What you are asked to do: Look through the data below. Collect every line where the word "VIEW" occurs.

Entries with figure data:
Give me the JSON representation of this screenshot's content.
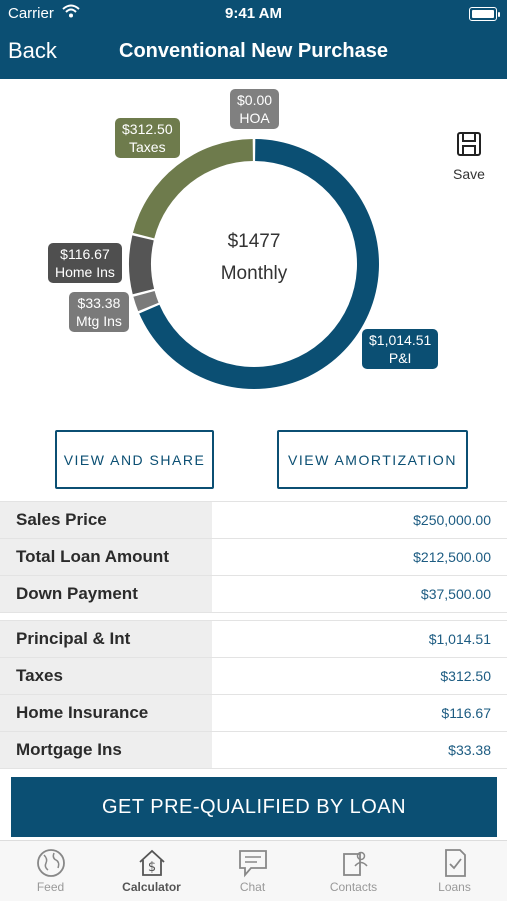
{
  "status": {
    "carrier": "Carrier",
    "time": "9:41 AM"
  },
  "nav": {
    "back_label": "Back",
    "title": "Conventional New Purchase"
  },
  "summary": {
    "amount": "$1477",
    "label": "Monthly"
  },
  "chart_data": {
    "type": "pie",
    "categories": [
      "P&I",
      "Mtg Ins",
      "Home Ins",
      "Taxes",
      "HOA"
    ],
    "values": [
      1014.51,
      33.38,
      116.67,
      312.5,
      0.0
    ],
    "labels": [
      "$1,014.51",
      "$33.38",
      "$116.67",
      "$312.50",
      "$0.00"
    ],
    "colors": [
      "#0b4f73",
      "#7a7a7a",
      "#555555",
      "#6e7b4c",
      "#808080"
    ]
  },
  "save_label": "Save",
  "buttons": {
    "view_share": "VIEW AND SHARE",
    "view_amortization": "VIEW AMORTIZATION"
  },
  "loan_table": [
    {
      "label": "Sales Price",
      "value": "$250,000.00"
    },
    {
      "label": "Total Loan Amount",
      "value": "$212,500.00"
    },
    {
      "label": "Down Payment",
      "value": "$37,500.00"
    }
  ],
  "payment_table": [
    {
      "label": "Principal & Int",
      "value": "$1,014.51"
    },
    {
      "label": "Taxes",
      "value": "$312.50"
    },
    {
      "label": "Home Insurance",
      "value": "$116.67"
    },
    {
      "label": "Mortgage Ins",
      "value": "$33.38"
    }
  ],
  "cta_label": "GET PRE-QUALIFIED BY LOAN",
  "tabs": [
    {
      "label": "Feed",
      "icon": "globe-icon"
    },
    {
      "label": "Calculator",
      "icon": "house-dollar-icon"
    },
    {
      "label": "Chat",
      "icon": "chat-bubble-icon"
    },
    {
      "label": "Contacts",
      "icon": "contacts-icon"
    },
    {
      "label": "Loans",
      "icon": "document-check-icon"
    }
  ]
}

The completed task:
    "view_share": "VIEW AND SHARE",
    "view_amortization": "VIEW AMORTIZATION"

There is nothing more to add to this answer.